== Extracted entries

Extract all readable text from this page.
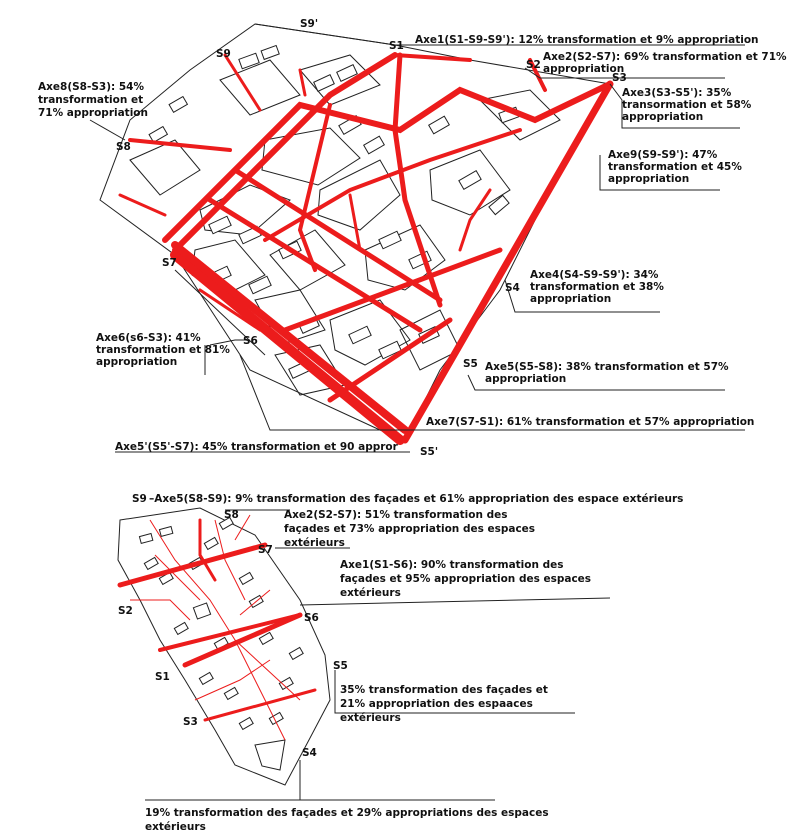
S9'
S9
S1
S2
S3
S8
S7
S4
S6
S5
S5'
Axe1(S1-S9-S9'): 12% transformation et 9% appropriation
Axe2(S2-S7): 69% transformation et 71% appropriation
Axe3(S3-S5'): 35% transormation et 58% appropriation
Axe8(S8-S3): 54% transformation et 71% appropriation
Axe9(S9-S9'): 47% transformation et 45% appropriation
Axe4(S4-S9-S9'): 34% transformation et 38% appropriation
Axe6(s6-S3): 41% transformation et 81% appropriation	Axe5(S5-S8): 38% transformation et 57% appropriation
Axe7(S7-S1): 61% transformation et 57% appropriation
Axe5'(S5'-S7): 45% transformation et 90 appror
S9
S8
S7
S2
S6
S5
S1
S3
S4
–Axe5(S8-S9): 9% transformation des façades et 61% appropriation des espace extérieurs
Axe2(S2-S7): 51% transformation des façades et 73% appropriation des espaces extérieurs
Axe1(S1-S6): 90% transformation des façades et 95% appropriation des espaces extérieurs
35% transformation des façades et 21% appropriation des espaaces extérieurs
19% transformation des façades et 29% appropriations des espaces extérieurs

====

*Problem statement*. Copy every record above exactly, leaving out any pictures.

*Result of this exercise*.
Extract all readable text from this page.
S9'
S9
S1
S2
S3
S8
S7
S4
S6
S5
S5'
Axe1(S1-S9-S9'): 12% transformation et 9% appropriation
Axe2(S2-S7): 69% transformation et 71% appropriation
Axe3(S3-S5'): 35% transormation et 58% appropriation
Axe8(S8-S3): 54% transformation et 71% appropriation
Axe9(S9-S9'): 47% transformation et 45% appropriation
Axe4(S4-S9-S9'): 34% transformation et 38% appropriation
Axe6(s6-S3): 41% transformation et 81% appropriation	Axe5(S5-S8): 38% transformation et 57% appropriation
Axe7(S7-S1): 61% transformation et 57% appropriation
Axe5'(S5'-S7): 45% transformation et 90 appror
S9
S8
S7
S2
S6
S5
S1
S3
S4
–Axe5(S8-S9): 9% transformation des façades et 61% appropriation des espace extérieurs
Axe2(S2-S7): 51% transformation des façades et 73% appropriation des espaces extérieurs
Axe1(S1-S6): 90% transformation des façades et 95% appropriation des espaces extérieurs
35% transformation des façades et 21% appropriation des espaaces extérieurs
19% transformation des façades et 29% appropriations des espaces extérieurs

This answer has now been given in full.